TEXT SEGMENT
Halloween II (2009)

The best thing about Rob Zombie’s Halloween II is The Newman Hour.  Hosted by David Newman (a pre-Midnight Chris Hardwicke), this fictional chat show briefly enlivens a mostly dead, very tired remake sequel to an earlier remake no one even asked for.  Featuring the hilarious Weird Al Yankovic as his sidekick, Newman interviews the shamelessly self-promoting Dr. Loomis (Malcolm McDowell), the incredibly incompetent shrink who somehow lived through a rather thorough thrashing from his most famous patient in the previous movie.

Capitalizing on his rather improbable survival in a second high-profile book, Loomis is stunned to face refreshingly adversarial questions from a deeply unimpressed Newman.  (If only real talk shows were always this funny and tough.)  Skeptical from the start, the host and “Mr. Weird” (as Loomis humourously calls him) show him absolutely no reverence.  Embarrassed during the taping, he’s even more humiliated when he watches it again on TV.  “It’s over, ” he says softly to himself, utterly defeated.  (Not buying that belated ‘face turn, though.)

Now if only the rest of Halloween II was this much fun.  Like its needless predecessor, it’s literally a bloody chore to sit through.  Underdeveloped characters we barely know or care about get carved up in one gruesome scene after another.  And when murder isn’t happening, boredom sets in for the most part.

RECORD SET
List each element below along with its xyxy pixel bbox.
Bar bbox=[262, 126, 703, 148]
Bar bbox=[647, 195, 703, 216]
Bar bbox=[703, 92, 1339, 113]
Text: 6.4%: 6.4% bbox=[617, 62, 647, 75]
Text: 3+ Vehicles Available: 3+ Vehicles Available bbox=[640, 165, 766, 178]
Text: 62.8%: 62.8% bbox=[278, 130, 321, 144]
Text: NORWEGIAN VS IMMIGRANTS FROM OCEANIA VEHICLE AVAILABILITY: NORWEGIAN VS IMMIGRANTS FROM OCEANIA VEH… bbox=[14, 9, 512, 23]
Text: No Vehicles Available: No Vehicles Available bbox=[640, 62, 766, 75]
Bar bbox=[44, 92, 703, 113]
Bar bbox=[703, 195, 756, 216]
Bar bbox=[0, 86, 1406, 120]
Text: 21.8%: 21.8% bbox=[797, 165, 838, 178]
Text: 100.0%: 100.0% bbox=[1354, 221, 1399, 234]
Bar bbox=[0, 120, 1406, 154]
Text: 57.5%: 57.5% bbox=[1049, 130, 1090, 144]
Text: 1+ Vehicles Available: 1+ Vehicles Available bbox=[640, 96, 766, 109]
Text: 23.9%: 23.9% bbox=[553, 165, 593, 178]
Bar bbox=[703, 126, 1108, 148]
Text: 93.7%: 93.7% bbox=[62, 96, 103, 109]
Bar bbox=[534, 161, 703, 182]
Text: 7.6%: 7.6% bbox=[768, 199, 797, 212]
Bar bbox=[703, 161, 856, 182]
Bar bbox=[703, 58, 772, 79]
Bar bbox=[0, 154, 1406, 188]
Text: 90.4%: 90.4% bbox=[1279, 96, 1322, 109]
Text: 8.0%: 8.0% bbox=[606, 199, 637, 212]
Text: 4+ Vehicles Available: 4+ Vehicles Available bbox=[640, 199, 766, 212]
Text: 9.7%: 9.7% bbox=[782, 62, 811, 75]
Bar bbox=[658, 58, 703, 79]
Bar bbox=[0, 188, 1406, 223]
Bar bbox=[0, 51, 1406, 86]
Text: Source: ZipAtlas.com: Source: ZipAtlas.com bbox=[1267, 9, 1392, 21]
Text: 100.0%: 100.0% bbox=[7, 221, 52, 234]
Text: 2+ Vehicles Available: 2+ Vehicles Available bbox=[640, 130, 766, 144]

TASK TO CARRY OUT
Answer these questions about the Halloween II review.
(a) Which actor plays Dr. Loomis?
(b) What does Loomis call the sidekick on The Newman Hour?
(c) What sets in when murder isn't happening?
The material plays no part in this.

WRITTEN SOLUTION
(a) Malcolm McDowell
(b) "Mr. Weird"
(c) Boredom